* _Information provided_:
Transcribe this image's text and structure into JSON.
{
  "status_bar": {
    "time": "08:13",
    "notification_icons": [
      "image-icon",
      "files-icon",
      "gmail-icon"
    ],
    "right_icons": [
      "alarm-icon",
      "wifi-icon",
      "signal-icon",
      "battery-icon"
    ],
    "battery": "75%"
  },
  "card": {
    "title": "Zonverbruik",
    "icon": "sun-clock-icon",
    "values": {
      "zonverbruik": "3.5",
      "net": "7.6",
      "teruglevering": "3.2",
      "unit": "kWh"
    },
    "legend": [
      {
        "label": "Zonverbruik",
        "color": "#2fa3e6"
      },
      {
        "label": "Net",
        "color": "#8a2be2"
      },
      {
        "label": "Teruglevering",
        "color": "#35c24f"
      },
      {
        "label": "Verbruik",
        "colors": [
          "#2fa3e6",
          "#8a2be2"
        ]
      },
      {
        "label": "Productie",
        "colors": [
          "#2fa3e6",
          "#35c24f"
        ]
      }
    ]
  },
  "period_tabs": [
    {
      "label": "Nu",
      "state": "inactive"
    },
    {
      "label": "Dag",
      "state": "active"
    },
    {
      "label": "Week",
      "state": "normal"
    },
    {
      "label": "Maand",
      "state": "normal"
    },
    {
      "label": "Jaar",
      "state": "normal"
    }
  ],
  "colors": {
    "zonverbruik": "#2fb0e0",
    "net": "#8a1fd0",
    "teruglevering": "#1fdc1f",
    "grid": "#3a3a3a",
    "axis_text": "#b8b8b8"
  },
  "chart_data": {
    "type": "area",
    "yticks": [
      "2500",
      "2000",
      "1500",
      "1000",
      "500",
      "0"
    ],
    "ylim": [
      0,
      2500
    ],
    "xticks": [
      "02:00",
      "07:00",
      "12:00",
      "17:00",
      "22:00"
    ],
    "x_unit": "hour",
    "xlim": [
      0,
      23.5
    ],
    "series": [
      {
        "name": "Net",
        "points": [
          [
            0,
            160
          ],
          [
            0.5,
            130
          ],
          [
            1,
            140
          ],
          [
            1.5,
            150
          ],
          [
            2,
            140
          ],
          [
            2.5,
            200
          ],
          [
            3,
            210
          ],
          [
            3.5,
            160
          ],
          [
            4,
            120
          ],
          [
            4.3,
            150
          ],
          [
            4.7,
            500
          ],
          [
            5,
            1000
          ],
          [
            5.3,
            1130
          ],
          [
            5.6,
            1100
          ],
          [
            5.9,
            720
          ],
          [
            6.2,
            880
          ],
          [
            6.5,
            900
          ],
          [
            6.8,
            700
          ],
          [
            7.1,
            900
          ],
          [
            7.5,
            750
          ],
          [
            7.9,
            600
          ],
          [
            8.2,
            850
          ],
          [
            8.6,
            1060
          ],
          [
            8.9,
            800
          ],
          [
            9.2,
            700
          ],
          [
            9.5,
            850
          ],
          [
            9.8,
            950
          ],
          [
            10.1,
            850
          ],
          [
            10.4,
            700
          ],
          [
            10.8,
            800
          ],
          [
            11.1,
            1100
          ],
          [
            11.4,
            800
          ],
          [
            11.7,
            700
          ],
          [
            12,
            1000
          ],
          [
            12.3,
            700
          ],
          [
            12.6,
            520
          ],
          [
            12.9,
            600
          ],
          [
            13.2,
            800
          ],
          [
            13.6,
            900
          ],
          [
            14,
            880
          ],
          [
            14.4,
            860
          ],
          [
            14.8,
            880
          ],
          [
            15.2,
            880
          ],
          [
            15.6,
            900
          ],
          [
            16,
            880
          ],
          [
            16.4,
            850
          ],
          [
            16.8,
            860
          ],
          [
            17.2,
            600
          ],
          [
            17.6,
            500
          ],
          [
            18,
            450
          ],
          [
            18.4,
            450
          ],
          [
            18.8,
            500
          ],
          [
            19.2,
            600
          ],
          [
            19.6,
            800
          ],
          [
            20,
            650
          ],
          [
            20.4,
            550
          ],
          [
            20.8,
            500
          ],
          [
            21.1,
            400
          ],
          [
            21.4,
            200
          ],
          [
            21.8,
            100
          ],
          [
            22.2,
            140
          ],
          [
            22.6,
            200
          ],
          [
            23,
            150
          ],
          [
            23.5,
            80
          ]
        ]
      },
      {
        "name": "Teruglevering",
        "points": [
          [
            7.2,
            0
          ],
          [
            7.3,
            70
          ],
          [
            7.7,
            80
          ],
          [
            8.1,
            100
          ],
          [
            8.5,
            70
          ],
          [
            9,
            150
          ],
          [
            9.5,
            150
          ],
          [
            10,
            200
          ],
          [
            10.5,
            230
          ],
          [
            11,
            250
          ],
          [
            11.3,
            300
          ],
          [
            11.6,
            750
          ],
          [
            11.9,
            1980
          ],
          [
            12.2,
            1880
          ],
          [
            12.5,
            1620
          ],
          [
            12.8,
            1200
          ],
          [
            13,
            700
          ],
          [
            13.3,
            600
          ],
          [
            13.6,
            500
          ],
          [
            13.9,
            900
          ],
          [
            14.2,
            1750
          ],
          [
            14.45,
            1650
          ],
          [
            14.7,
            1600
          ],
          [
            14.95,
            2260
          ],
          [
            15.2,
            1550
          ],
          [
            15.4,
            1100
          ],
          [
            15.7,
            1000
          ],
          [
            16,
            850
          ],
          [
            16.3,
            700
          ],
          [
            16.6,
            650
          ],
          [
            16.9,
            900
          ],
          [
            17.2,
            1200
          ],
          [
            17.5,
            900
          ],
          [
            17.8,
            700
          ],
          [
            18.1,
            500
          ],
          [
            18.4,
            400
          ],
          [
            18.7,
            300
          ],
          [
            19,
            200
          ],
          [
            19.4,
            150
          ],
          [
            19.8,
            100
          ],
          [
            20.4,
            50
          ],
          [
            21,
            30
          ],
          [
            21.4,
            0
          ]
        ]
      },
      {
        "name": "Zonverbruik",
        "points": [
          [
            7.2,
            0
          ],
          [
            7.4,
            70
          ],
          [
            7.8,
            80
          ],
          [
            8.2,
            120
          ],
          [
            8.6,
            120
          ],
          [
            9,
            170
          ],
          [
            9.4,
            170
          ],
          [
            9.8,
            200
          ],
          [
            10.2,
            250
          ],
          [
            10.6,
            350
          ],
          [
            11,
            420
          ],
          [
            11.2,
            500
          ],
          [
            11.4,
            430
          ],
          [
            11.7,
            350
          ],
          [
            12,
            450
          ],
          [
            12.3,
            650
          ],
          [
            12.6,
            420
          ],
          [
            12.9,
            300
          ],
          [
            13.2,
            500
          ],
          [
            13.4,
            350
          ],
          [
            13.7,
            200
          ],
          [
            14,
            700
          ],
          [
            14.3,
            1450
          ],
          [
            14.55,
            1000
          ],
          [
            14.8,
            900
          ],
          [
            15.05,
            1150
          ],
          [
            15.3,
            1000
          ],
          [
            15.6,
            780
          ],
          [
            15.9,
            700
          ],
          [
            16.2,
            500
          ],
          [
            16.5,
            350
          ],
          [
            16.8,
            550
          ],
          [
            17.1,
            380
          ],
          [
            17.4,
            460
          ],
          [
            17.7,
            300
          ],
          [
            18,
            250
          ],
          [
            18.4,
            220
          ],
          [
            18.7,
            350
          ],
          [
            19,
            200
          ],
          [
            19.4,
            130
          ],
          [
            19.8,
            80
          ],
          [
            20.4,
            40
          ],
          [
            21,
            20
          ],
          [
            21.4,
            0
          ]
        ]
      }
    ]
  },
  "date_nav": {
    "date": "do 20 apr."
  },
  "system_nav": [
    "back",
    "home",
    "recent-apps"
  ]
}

* _Task statement_:
Reproduce the data shown above exactly.

* _Reply_:
Transcribe this image's text and structure into JSON.
{
  "status_bar": {
    "time": "08:13",
    "notification_icons": [
      "image-icon",
      "files-icon",
      "gmail-icon"
    ],
    "right_icons": [
      "alarm-icon",
      "wifi-icon",
      "signal-icon",
      "battery-icon"
    ],
    "battery": "75%"
  },
  "card": {
    "title": "Zonverbruik",
    "icon": "sun-clock-icon",
    "values": {
      "zonverbruik": "3.5",
      "net": "7.6",
      "teruglevering": "3.2",
      "unit": "kWh"
    },
    "legend": [
      {
        "label": "Zonverbruik",
        "color": "#2fa3e6"
      },
      {
        "label": "Net",
        "color": "#8a2be2"
      },
      {
        "label": "Teruglevering",
        "color": "#35c24f"
      },
      {
        "label": "Verbruik",
        "colors": [
          "#2fa3e6",
          "#8a2be2"
        ]
      },
      {
        "label": "Productie",
        "colors": [
          "#2fa3e6",
          "#35c24f"
        ]
      }
    ]
  },
  "period_tabs": [
    {
      "label": "Nu",
      "state": "inactive"
    },
    {
      "label": "Dag",
      "state": "active"
    },
    {
      "label": "Week",
      "state": "normal"
    },
    {
      "label": "Maand",
      "state": "normal"
    },
    {
      "label": "Jaar",
      "state": "normal"
    }
  ],
  "colors": {
    "zonverbruik": "#2fb0e0",
    "net": "#8a1fd0",
    "teruglevering": "#1fdc1f",
    "grid": "#3a3a3a",
    "axis_text": "#b8b8b8"
  },
  "chart_data": {
    "type": "area",
    "yticks": [
      "2500",
      "2000",
      "1500",
      "1000",
      "500",
      "0"
    ],
    "ylim": [
      0,
      2500
    ],
    "xticks": [
      "02:00",
      "07:00",
      "12:00",
      "17:00",
      "22:00"
    ],
    "x_unit": "hour",
    "xlim": [
      0,
      23.5
    ],
    "series": [
      {
        "name": "Net",
        "points": [
          [
            0,
            160
          ],
          [
            0.5,
            130
          ],
          [
            1,
            140
          ],
          [
            1.5,
            150
          ],
          [
            2,
            140
          ],
          [
            2.5,
            200
          ],
          [
            3,
            210
          ],
          [
            3.5,
            160
          ],
          [
            4,
            120
          ],
          [
            4.3,
            150
          ],
          [
            4.7,
            500
          ],
          [
            5,
            1000
          ],
          [
            5.3,
            1130
          ],
          [
            5.6,
            1100
          ],
          [
            5.9,
            720
          ],
          [
            6.2,
            880
          ],
          [
            6.5,
            900
          ],
          [
            6.8,
            700
          ],
          [
            7.1,
            900
          ],
          [
            7.5,
            750
          ],
          [
            7.9,
            600
          ],
          [
            8.2,
            850
          ],
          [
            8.6,
            1060
          ],
          [
            8.9,
            800
          ],
          [
            9.2,
            700
          ],
          [
            9.5,
            850
          ],
          [
            9.8,
            950
          ],
          [
            10.1,
            850
          ],
          [
            10.4,
            700
          ],
          [
            10.8,
            800
          ],
          [
            11.1,
            1100
          ],
          [
            11.4,
            800
          ],
          [
            11.7,
            700
          ],
          [
            12,
            1000
          ],
          [
            12.3,
            700
          ],
          [
            12.6,
            520
          ],
          [
            12.9,
            600
          ],
          [
            13.2,
            800
          ],
          [
            13.6,
            900
          ],
          [
            14,
            880
          ],
          [
            14.4,
            860
          ],
          [
            14.8,
            880
          ],
          [
            15.2,
            880
          ],
          [
            15.6,
            900
          ],
          [
            16,
            880
          ],
          [
            16.4,
            850
          ],
          [
            16.8,
            860
          ],
          [
            17.2,
            600
          ],
          [
            17.6,
            500
          ],
          [
            18,
            450
          ],
          [
            18.4,
            450
          ],
          [
            18.8,
            500
          ],
          [
            19.2,
            600
          ],
          [
            19.6,
            800
          ],
          [
            20,
            650
          ],
          [
            20.4,
            550
          ],
          [
            20.8,
            500
          ],
          [
            21.1,
            400
          ],
          [
            21.4,
            200
          ],
          [
            21.8,
            100
          ],
          [
            22.2,
            140
          ],
          [
            22.6,
            200
          ],
          [
            23,
            150
          ],
          [
            23.5,
            80
          ]
        ]
      },
      {
        "name": "Teruglevering",
        "points": [
          [
            7.2,
            0
          ],
          [
            7.3,
            70
          ],
          [
            7.7,
            80
          ],
          [
            8.1,
            100
          ],
          [
            8.5,
            70
          ],
          [
            9,
            150
          ],
          [
            9.5,
            150
          ],
          [
            10,
            200
          ],
          [
            10.5,
            230
          ],
          [
            11,
            250
          ],
          [
            11.3,
            300
          ],
          [
            11.6,
            750
          ],
          [
            11.9,
            1980
          ],
          [
            12.2,
            1880
          ],
          [
            12.5,
            1620
          ],
          [
            12.8,
            1200
          ],
          [
            13,
            700
          ],
          [
            13.3,
            600
          ],
          [
            13.6,
            500
          ],
          [
            13.9,
            900
          ],
          [
            14.2,
            1750
          ],
          [
            14.45,
            1650
          ],
          [
            14.7,
            1600
          ],
          [
            14.95,
            2260
          ],
          [
            15.2,
            1550
          ],
          [
            15.4,
            1100
          ],
          [
            15.7,
            1000
          ],
          [
            16,
            850
          ],
          [
            16.3,
            700
          ],
          [
            16.6,
            650
          ],
          [
            16.9,
            900
          ],
          [
            17.2,
            1200
          ],
          [
            17.5,
            900
          ],
          [
            17.8,
            700
          ],
          [
            18.1,
            500
          ],
          [
            18.4,
            400
          ],
          [
            18.7,
            300
          ],
          [
            19,
            200
          ],
          [
            19.4,
            150
          ],
          [
            19.8,
            100
          ],
          [
            20.4,
            50
          ],
          [
            21,
            30
          ],
          [
            21.4,
            0
          ]
        ]
      },
      {
        "name": "Zonverbruik",
        "points": [
          [
            7.2,
            0
          ],
          [
            7.4,
            70
          ],
          [
            7.8,
            80
          ],
          [
            8.2,
            120
          ],
          [
            8.6,
            120
          ],
          [
            9,
            170
          ],
          [
            9.4,
            170
          ],
          [
            9.8,
            200
          ],
          [
            10.2,
            250
          ],
          [
            10.6,
            350
          ],
          [
            11,
            420
          ],
          [
            11.2,
            500
          ],
          [
            11.4,
            430
          ],
          [
            11.7,
            350
          ],
          [
            12,
            450
          ],
          [
            12.3,
            650
          ],
          [
            12.6,
            420
          ],
          [
            12.9,
            300
          ],
          [
            13.2,
            500
          ],
          [
            13.4,
            350
          ],
          [
            13.7,
            200
          ],
          [
            14,
            700
          ],
          [
            14.3,
            1450
          ],
          [
            14.55,
            1000
          ],
          [
            14.8,
            900
          ],
          [
            15.05,
            1150
          ],
          [
            15.3,
            1000
          ],
          [
            15.6,
            780
          ],
          [
            15.9,
            700
          ],
          [
            16.2,
            500
          ],
          [
            16.5,
            350
          ],
          [
            16.8,
            550
          ],
          [
            17.1,
            380
          ],
          [
            17.4,
            460
          ],
          [
            17.7,
            300
          ],
          [
            18,
            250
          ],
          [
            18.4,
            220
          ],
          [
            18.7,
            350
          ],
          [
            19,
            200
          ],
          [
            19.4,
            130
          ],
          [
            19.8,
            80
          ],
          [
            20.4,
            40
          ],
          [
            21,
            20
          ],
          [
            21.4,
            0
          ]
        ]
      }
    ]
  },
  "date_nav": {
    "date": "do 20 apr."
  },
  "system_nav": [
    "back",
    "home",
    "recent-apps"
  ]
}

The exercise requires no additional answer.